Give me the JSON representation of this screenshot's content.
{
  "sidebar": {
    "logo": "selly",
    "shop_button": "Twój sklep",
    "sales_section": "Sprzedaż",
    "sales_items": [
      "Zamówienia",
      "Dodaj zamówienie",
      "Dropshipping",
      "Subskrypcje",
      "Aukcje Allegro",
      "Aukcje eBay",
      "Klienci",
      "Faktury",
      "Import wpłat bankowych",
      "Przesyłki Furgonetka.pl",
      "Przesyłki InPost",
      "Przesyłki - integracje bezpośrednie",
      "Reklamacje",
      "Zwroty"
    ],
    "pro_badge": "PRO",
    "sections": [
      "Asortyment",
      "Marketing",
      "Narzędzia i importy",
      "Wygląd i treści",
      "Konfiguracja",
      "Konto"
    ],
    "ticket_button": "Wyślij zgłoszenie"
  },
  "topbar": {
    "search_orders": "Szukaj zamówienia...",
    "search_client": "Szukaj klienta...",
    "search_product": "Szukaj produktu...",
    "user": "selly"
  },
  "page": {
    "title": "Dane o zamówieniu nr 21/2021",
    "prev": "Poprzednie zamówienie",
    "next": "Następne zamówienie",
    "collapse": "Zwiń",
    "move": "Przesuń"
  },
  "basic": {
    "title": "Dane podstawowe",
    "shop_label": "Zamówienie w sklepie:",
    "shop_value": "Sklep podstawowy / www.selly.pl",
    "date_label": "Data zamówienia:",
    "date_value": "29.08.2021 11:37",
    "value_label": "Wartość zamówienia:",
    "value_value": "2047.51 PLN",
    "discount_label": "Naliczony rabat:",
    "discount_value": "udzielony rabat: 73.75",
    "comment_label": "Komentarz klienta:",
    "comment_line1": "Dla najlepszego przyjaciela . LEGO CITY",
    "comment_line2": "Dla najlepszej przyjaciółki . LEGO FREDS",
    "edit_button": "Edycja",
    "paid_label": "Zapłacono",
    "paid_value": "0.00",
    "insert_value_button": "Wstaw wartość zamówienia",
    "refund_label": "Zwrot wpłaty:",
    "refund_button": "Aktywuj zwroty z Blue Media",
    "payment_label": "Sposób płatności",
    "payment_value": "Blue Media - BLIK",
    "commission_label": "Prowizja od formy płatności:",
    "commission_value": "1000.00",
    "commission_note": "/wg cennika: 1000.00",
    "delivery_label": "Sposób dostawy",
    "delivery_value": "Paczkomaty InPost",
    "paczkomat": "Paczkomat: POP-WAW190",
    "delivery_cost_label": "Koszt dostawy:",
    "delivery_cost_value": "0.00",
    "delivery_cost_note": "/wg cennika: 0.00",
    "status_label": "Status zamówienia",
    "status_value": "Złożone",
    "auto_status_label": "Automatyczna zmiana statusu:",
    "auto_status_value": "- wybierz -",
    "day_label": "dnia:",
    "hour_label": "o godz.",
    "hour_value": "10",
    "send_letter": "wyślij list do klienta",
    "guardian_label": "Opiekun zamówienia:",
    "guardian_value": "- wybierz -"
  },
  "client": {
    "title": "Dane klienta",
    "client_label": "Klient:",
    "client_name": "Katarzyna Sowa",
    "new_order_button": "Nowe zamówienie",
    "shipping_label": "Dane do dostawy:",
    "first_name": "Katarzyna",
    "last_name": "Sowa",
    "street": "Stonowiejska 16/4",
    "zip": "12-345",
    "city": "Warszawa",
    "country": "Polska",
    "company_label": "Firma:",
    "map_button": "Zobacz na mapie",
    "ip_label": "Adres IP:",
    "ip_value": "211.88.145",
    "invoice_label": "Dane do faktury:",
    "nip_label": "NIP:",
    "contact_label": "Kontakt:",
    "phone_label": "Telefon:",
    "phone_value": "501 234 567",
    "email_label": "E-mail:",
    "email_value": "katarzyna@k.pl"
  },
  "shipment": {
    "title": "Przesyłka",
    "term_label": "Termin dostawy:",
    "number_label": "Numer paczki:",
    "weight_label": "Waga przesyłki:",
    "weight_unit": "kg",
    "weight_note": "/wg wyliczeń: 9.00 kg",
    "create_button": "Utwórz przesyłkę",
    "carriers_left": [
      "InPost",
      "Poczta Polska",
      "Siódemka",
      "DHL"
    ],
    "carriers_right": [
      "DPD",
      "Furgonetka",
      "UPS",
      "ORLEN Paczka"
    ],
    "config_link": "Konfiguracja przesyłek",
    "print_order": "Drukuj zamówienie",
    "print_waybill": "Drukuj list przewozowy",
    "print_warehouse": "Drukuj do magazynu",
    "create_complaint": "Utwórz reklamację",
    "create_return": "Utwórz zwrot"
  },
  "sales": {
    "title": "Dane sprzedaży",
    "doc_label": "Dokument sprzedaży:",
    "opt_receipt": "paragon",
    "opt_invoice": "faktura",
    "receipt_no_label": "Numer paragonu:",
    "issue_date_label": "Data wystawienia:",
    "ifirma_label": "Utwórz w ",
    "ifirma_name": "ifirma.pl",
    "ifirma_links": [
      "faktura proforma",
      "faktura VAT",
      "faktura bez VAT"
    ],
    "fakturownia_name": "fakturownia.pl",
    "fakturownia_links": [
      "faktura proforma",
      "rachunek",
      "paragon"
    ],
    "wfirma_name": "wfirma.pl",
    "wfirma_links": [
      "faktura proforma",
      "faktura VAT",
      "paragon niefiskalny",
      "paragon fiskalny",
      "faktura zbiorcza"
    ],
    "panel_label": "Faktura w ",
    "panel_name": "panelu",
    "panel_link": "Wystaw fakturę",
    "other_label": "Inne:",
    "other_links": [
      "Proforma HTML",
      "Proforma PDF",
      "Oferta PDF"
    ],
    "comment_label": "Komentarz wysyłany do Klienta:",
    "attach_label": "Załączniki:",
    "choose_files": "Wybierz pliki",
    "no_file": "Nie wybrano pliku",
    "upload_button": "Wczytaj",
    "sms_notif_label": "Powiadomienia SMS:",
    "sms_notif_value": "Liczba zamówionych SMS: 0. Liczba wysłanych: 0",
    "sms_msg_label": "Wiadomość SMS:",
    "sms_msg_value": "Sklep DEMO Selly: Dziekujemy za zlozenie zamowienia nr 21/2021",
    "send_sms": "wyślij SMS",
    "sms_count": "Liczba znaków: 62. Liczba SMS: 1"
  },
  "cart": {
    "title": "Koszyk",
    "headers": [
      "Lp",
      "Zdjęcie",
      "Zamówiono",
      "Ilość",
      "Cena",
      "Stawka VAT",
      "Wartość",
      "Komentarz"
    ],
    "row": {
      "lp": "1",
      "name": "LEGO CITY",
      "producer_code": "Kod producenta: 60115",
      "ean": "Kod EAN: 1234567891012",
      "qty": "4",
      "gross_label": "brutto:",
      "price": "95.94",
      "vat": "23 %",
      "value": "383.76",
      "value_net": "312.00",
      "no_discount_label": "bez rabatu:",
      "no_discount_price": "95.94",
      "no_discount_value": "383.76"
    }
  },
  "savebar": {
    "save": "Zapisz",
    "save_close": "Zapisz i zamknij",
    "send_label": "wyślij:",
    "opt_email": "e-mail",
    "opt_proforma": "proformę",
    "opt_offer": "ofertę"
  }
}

----------

WHAT TO DO: Check each line of the records above for "cennika", and copy those that have it.

TASK SOLUTION:
    "commission_note": "/wg cennika: 1000.00",
    "delivery_cost_note": "/wg cennika: 0.00",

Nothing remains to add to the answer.